TO BE DONE:
In the material below, take the lines from the one with "comment-time[interactable]: 30m xyxy=(88,181,119,198)" up to and including the one with "comment-3-meta: 1h 3", and write them out again with "header-divider" swapped for "header-separator" and everything else left unchanged.

--- start of MATERIAL TO PROCESS ---

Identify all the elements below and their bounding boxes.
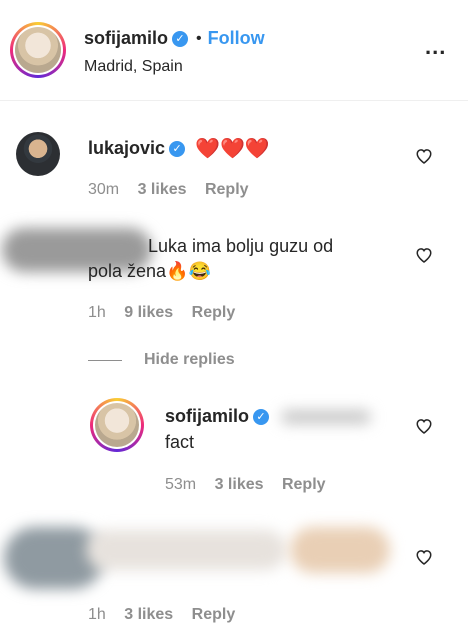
comment-time[interactable]: 30m xyxy=(88,181,119,198)
comment-text: ❤️❤️❤️ xyxy=(195,138,270,160)
verified-badge-icon: ✓ xyxy=(169,140,186,157)
comment-username[interactable]: lukajovic xyxy=(88,138,165,159)
reply-username[interactable]: sofijamilo xyxy=(165,406,249,427)
header-username[interactable]: sofijamilo xyxy=(84,28,168,49)
reply-meta: 53m 3 likes Reply xyxy=(165,476,340,494)
header-divider xyxy=(0,100,468,101)
comment-2-body: Luka ima bolju guzu od pola žena🔥😂 xyxy=(88,236,333,282)
reply-header: sofijamilo ✓ xyxy=(165,406,372,427)
avatar xyxy=(15,27,61,73)
comment-text: pola žena🔥😂 xyxy=(88,261,211,281)
comment-likes[interactable]: 9 likes xyxy=(124,304,173,321)
comment-avatar[interactable] xyxy=(16,132,60,176)
comment-time[interactable]: 1h xyxy=(88,606,106,623)
reply-text: fact xyxy=(165,432,195,452)
header-user-line: sofijamilo ✓ • Follow xyxy=(84,28,265,49)
separator-dot: • xyxy=(196,29,202,47)
comment-3-meta: 1h 3 likes Reply xyxy=(88,606,249,624)
comment-likes[interactable]: 3 likes xyxy=(124,606,173,623)
reply-avatar[interactable] xyxy=(90,398,144,452)
reply-button[interactable]: Reply xyxy=(205,181,249,198)
blurred-comment-text xyxy=(86,530,286,570)
comment-time[interactable]: 53m xyxy=(165,476,196,493)
comment-2-meta: 1h 9 likes Reply xyxy=(88,304,249,322)
comment-time[interactable]: 1h xyxy=(88,304,106,321)
replies-line xyxy=(88,360,122,361)
comment-likes[interactable]: 3 likes xyxy=(138,181,187,198)
hide-replies-button[interactable]: Hide replies xyxy=(144,351,235,369)
comment-1-header: lukajovic ✓ ❤️❤️❤️ xyxy=(88,136,270,161)
blurred-mention xyxy=(281,409,372,424)
follow-button[interactable]: Follow xyxy=(208,28,265,49)
like-heart-icon[interactable] xyxy=(414,145,434,165)
reply-button[interactable]: Reply xyxy=(192,606,236,623)
like-heart-icon[interactable] xyxy=(414,244,434,264)
avatar xyxy=(16,132,60,176)
blurred-comment-text xyxy=(290,527,390,573)
comment-text: Luka ima bolju guzu od xyxy=(148,236,334,256)
reply-button[interactable]: Reply xyxy=(192,304,236,321)
verified-badge-icon: ✓ xyxy=(253,408,270,425)
like-heart-icon[interactable] xyxy=(414,546,434,566)
verified-badge-icon: ✓ xyxy=(172,30,189,47)
reply-button[interactable]: Reply xyxy=(282,476,326,493)
header-avatar[interactable] xyxy=(10,22,66,78)
avatar xyxy=(95,403,139,447)
more-options-icon[interactable]: ... xyxy=(425,34,446,60)
comment-likes[interactable]: 3 likes xyxy=(215,476,264,493)
header-location[interactable]: Madrid, Spain xyxy=(84,58,183,76)
comment-1-meta: 30m 3 likes Reply xyxy=(88,181,263,199)
like-heart-icon[interactable] xyxy=(414,415,434,435)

--- end of MATERIAL TO PROCESS ---

OUTPUT FOR THIS TASK:
comment-time[interactable]: 30m xyxy=(88,181,119,198)
comment-text: ❤️❤️❤️ xyxy=(195,138,270,160)
verified-badge-icon: ✓ xyxy=(169,140,186,157)
comment-username[interactable]: lukajovic xyxy=(88,138,165,159)
reply-username[interactable]: sofijamilo xyxy=(165,406,249,427)
header-username[interactable]: sofijamilo xyxy=(84,28,168,49)
reply-meta: 53m 3 likes Reply xyxy=(165,476,340,494)
header-separator xyxy=(0,100,468,101)
comment-2-body: Luka ima bolju guzu od pola žena🔥😂 xyxy=(88,236,333,282)
reply-header: sofijamilo ✓ xyxy=(165,406,372,427)
avatar xyxy=(15,27,61,73)
comment-text: pola žena🔥😂 xyxy=(88,261,211,281)
comment-likes[interactable]: 9 likes xyxy=(124,304,173,321)
comment-avatar[interactable] xyxy=(16,132,60,176)
comment-time[interactable]: 1h xyxy=(88,606,106,623)
reply-text: fact xyxy=(165,432,195,452)
header-user-line: sofijamilo ✓ • Follow xyxy=(84,28,265,49)
separator-dot: • xyxy=(196,29,202,47)
comment-3-meta: 1h 3 likes Reply xyxy=(88,606,249,624)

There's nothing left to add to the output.